Document segment:
########################################
Real Estate Interest Rates: Cap Rate Expansion, Refinancing Risk, and REIT Valuation
How Do Rising Interest Rates Create Three Distinct Risks for REIT Investors?
REITs face three distinct interest rate transmission channels that compound to create the sector's high rate sensitivity: (1) cap rate expansion — rising interest rates increase the discount rate applied to property cash flows, directly reducing NAV even without any change in property fundamentals; (2) debt cost increases — REITs finance approximately 30–50% of assets with debt; rising rates increase the cost of new borrowings and variable-rate facilities, directly reducing AFFO; (3) relative yield compression — when Treasury yields rise, REIT dividend yields must compete more aggressively with risk-free alternatives, requiring either higher REIT yields (lower prices) or lower Treasury yields (rate cuts) to restore relative attractiveness. The 2022 experience (-26% XLRE) resulted from all three channels operating simultaneously — the most severe combined rate stress in post-GICS REIT history.
Quick definition: Interest rate transmission channels for REITs: (1) Cap rate channel — property values = NOI / cap rate; when rates rise, cap rates typically follow, reducing property values even with stable NOI; (2) Debt cost channel — REIT debt service increases for variable-rate loans and maturing fixed-rate debt needing refinancing; directly reduces AFFO; (3) Dividend yield channel — REIT dividend yield must be competitive with 10-year Treasury yield; when Treasuries yield 5%, a REIT yielding 4% looks less attractive; (4) Equity issuance channel — REITs that fund growth through equity issuance face higher cost of capital when prices are depressed by rate fears, limiting accretive acquisitions.
########################################
Data listing:

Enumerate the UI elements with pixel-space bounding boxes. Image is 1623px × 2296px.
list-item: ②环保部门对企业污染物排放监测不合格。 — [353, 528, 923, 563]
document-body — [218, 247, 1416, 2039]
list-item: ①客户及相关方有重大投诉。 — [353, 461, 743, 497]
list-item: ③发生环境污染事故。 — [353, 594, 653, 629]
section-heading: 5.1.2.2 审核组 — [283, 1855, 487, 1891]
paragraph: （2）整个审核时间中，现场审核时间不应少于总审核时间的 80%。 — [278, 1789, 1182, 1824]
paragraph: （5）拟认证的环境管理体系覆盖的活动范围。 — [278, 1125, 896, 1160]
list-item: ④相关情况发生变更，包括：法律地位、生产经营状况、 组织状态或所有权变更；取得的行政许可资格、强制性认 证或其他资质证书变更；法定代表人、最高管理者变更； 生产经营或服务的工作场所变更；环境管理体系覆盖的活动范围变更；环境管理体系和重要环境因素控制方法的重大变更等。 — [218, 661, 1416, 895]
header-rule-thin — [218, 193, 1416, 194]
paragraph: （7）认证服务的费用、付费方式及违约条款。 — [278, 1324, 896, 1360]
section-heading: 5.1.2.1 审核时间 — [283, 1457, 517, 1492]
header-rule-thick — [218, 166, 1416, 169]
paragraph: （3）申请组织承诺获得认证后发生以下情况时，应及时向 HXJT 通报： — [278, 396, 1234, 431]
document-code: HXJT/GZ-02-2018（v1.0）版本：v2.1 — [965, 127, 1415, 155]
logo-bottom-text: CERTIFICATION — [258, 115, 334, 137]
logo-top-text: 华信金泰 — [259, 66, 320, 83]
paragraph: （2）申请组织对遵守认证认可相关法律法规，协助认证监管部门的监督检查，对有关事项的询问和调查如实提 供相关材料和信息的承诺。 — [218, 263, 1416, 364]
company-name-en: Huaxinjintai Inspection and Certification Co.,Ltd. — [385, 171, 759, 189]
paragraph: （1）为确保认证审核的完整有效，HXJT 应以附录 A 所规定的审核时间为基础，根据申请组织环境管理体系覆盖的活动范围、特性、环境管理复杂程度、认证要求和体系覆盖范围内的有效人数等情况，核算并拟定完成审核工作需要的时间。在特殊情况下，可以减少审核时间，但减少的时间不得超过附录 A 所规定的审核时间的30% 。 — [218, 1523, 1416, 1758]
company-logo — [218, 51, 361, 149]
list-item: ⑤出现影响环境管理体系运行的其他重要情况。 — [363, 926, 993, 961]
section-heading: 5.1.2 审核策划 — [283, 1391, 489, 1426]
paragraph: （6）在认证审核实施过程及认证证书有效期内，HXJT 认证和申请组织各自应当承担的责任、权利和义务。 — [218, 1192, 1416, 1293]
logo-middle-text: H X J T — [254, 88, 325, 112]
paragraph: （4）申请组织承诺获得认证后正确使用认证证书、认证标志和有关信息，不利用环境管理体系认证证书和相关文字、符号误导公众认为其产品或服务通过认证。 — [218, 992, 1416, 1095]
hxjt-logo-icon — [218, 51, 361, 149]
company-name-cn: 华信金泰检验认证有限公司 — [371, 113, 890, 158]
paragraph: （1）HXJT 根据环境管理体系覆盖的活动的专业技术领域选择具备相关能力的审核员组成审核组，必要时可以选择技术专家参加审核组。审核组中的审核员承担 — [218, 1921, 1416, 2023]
########################################
Reproduce the portion of the passage on REIT interest rate risk above, starting at "Quick definition: Interest" and ending at "limiting accretive acquisitions.".

Quick definition: Interest rate transmission channels for REITs: (1) Cap rate channel — property values = NOI / cap rate; when rates rise, cap rates typically follow, reducing property values even with stable NOI; (2) Debt cost channel — REIT debt service increases for variable-rate loans and maturing fixed-rate debt needing refinancing; directly reduces AFFO; (3) Dividend yield channel — REIT dividend yield must be competitive with 10-year Treasury yield; when Treasuries yield 5%, a REIT yielding 4% looks less attractive; (4) Equity issuance channel — REITs that fund growth through equity issuance face higher cost of capital when prices are depressed by rate fears, limiting accretive acquisitions.